>> begin Task material

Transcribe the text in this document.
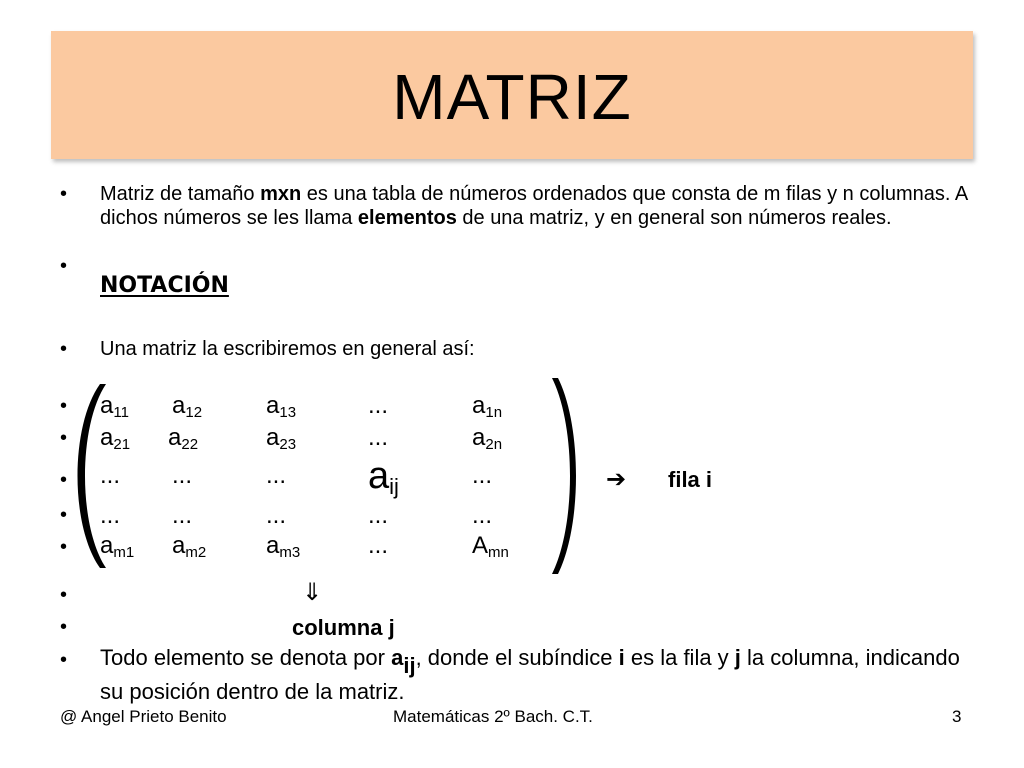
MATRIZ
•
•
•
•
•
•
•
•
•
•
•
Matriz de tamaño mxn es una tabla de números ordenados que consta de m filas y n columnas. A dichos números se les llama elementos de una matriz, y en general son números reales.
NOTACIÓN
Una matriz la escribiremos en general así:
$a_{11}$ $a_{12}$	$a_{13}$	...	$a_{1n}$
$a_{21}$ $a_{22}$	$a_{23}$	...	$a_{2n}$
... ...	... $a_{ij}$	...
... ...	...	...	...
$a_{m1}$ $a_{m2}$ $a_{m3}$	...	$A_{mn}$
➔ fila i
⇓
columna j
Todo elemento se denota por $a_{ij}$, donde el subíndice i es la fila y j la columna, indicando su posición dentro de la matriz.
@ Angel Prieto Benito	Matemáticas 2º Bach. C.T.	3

>> end Task material
>> begin Task material

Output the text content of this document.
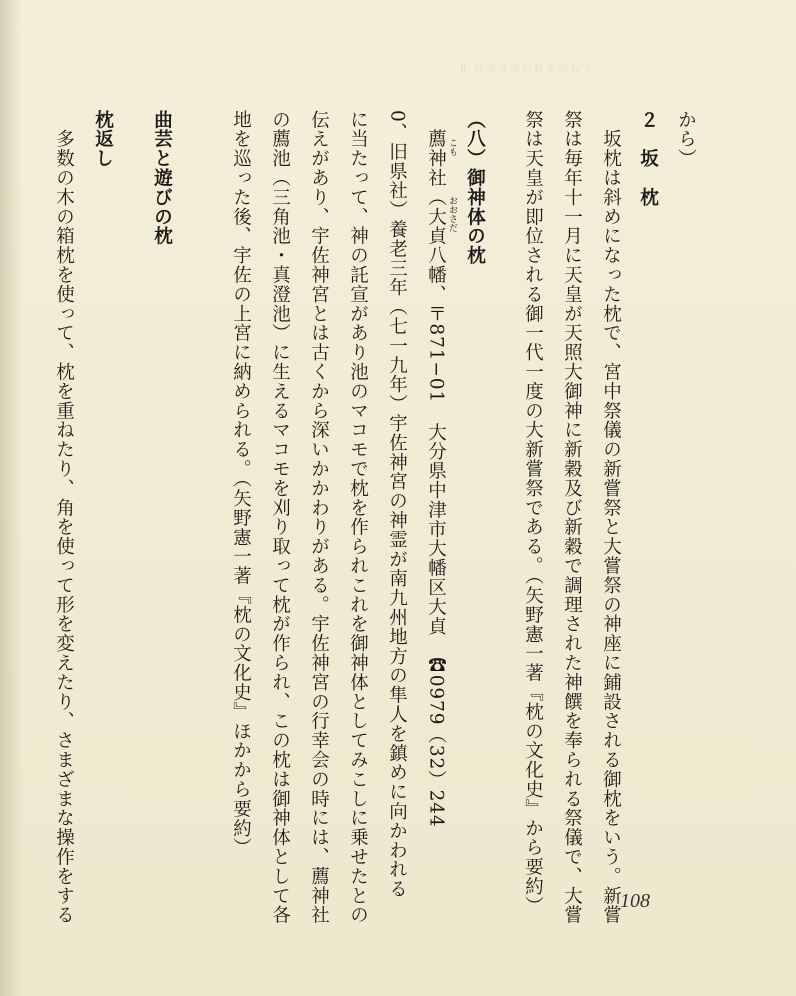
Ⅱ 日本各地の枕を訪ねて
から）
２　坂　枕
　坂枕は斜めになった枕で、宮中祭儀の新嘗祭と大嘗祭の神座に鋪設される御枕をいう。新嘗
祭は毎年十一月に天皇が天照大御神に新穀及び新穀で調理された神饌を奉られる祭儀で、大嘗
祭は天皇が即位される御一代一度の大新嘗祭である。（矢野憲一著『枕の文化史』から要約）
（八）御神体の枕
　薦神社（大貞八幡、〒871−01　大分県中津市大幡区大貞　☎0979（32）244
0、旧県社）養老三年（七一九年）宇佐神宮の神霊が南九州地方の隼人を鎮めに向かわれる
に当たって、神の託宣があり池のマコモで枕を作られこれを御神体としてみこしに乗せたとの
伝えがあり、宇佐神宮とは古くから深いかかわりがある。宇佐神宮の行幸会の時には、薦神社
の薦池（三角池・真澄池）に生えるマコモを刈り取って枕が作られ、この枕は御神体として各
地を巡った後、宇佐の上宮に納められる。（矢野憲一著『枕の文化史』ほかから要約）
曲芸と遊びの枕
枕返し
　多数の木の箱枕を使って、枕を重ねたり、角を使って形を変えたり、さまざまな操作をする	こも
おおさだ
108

>> end Task material
>> begin Task material

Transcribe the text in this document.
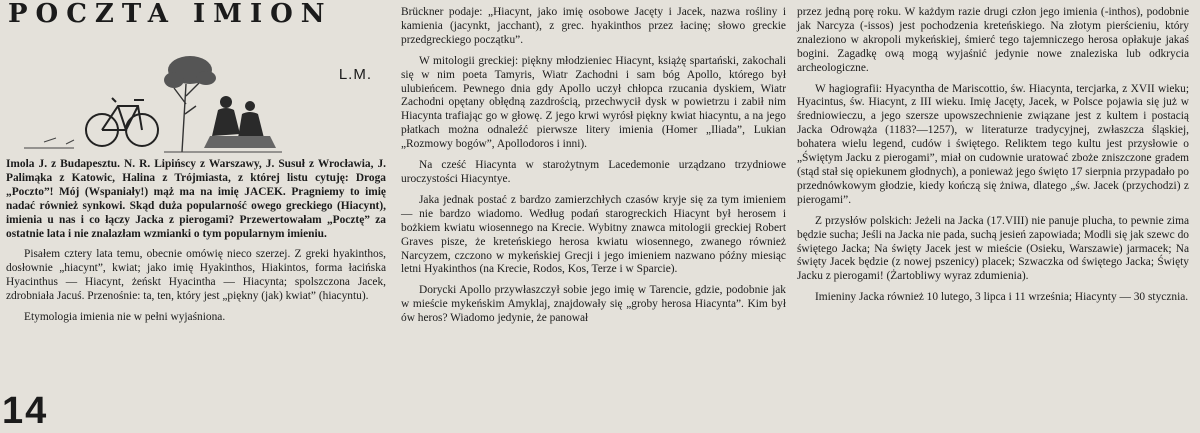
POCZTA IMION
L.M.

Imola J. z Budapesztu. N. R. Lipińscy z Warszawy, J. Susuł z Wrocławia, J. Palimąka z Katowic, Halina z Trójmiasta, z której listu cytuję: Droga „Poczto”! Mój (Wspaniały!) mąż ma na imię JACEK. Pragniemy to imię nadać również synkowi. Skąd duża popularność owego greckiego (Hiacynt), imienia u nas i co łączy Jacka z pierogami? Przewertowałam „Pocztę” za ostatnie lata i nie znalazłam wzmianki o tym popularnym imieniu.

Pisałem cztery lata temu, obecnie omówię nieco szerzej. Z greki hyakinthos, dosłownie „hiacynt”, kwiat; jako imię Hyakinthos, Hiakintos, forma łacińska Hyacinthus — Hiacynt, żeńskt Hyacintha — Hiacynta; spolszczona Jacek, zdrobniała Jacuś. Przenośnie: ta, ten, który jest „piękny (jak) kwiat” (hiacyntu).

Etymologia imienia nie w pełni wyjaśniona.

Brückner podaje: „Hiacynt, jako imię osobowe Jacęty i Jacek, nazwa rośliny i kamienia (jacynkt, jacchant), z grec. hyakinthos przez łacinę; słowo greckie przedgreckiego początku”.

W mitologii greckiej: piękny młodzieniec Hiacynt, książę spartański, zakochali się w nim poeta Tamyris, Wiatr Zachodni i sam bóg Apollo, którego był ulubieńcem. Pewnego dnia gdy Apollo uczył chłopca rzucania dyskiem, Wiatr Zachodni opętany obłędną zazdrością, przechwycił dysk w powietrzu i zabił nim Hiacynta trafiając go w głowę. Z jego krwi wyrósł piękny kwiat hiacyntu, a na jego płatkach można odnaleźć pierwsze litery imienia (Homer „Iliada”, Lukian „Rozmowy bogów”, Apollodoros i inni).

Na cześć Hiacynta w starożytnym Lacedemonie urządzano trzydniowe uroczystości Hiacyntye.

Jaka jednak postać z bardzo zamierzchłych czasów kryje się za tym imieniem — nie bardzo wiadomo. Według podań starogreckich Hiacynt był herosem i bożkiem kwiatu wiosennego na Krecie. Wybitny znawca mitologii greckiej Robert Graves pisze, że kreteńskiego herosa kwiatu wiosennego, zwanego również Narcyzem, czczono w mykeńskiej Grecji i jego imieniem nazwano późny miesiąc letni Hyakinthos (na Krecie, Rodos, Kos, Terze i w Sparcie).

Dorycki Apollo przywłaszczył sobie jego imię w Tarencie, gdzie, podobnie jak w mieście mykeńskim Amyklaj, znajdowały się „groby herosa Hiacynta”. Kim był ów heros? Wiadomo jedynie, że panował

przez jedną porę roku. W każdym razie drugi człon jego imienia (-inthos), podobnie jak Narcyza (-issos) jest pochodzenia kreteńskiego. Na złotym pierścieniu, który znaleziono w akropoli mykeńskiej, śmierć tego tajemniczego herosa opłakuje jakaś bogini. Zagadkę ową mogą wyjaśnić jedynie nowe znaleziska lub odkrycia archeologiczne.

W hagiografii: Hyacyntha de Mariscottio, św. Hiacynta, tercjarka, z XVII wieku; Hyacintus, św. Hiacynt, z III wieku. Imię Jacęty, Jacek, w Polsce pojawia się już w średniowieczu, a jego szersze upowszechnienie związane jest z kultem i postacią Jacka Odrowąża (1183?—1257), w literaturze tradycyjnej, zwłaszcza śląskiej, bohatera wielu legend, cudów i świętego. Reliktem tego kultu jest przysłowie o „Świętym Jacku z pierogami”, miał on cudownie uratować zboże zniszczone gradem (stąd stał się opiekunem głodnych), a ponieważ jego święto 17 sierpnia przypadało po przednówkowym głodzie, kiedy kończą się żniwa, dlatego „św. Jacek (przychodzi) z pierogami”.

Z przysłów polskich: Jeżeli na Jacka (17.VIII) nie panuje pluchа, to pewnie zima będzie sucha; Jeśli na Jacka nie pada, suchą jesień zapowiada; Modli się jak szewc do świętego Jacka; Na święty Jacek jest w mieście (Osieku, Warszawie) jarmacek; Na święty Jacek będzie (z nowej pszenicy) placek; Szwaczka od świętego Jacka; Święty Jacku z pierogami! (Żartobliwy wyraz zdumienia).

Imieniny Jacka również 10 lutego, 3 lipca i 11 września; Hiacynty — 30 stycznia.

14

>> end Task material

Job:
In the records above, find each line holding "枕の文化史" and copy it.

Correct output:
祭は天皇が即位される御一代一度の大新嘗祭である。（矢野憲一著『枕の文化史』から要約）
地を巡った後、宇佐の上宮に納められる。（矢野憲一著『枕の文化史』ほかから要約）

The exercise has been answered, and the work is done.